### Aim of the task:
Keep only the lines of the data below that contain "label", and copy them.

### Data for this task:
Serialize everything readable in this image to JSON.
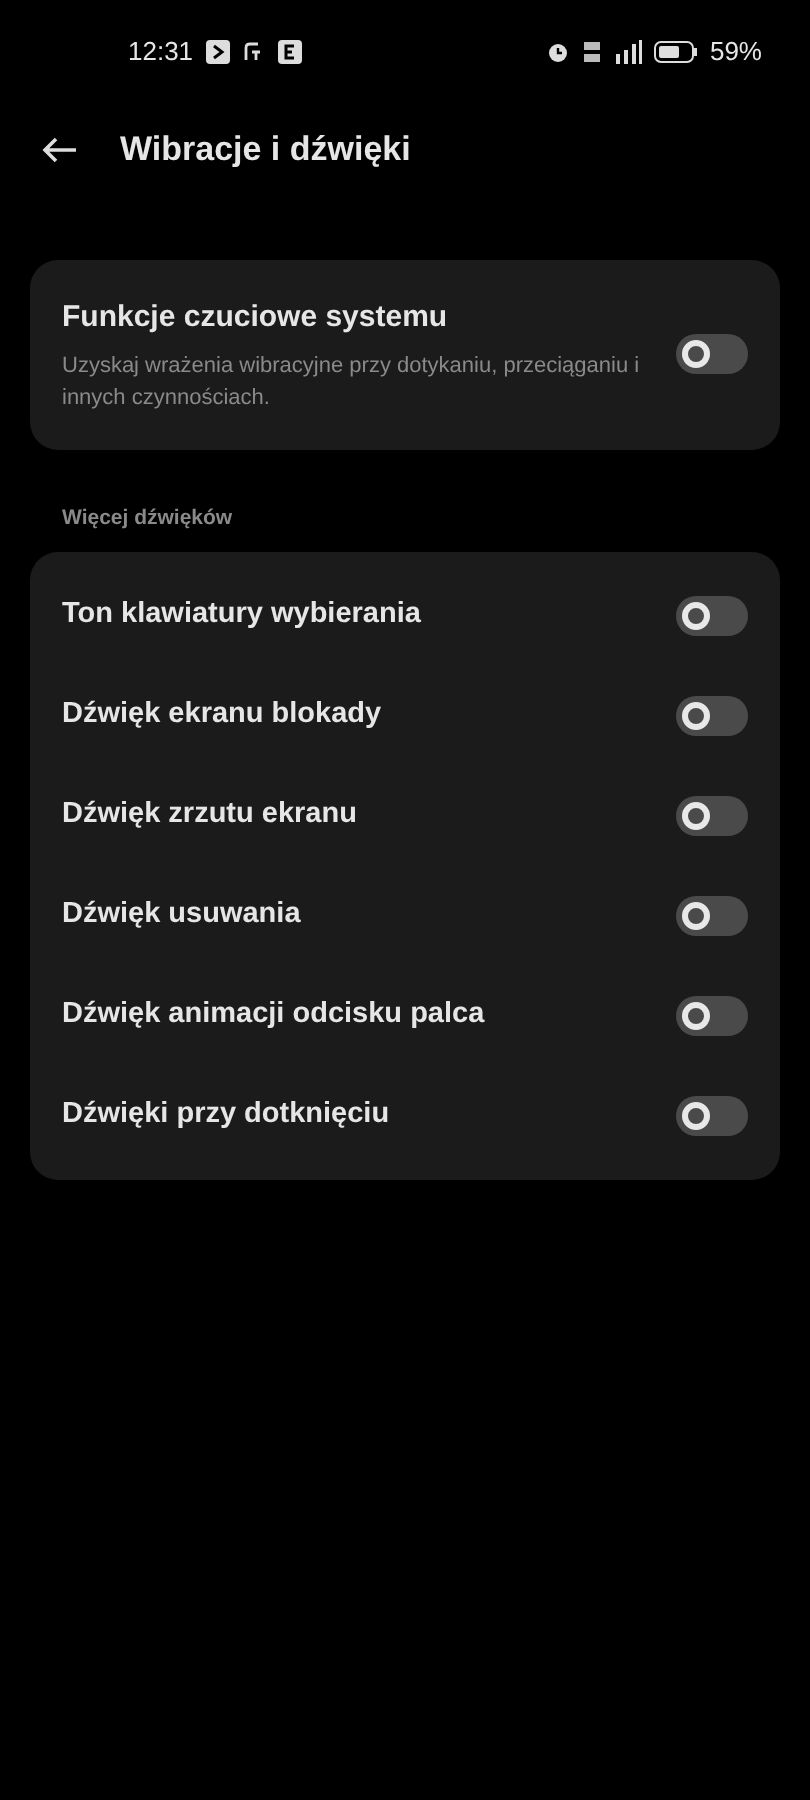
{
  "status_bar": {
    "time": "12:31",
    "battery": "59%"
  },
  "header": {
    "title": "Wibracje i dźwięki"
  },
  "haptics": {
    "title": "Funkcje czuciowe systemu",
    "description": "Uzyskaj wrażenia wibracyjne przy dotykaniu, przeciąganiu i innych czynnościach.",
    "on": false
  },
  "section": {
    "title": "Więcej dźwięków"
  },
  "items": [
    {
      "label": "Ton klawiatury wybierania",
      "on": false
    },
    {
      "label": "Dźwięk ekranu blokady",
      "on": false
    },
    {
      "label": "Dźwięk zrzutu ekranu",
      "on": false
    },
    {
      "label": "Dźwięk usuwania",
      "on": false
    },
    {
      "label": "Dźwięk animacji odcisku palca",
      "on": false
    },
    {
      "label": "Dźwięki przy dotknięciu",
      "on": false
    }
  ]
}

### Complete answer:
      "label": "Ton klawiatury wybierania",
      "label": "Dźwięk ekranu blokady",
      "label": "Dźwięk zrzutu ekranu",
      "label": "Dźwięk usuwania",
      "label": "Dźwięk animacji odcisku palca",
      "label": "Dźwięki przy dotknięciu",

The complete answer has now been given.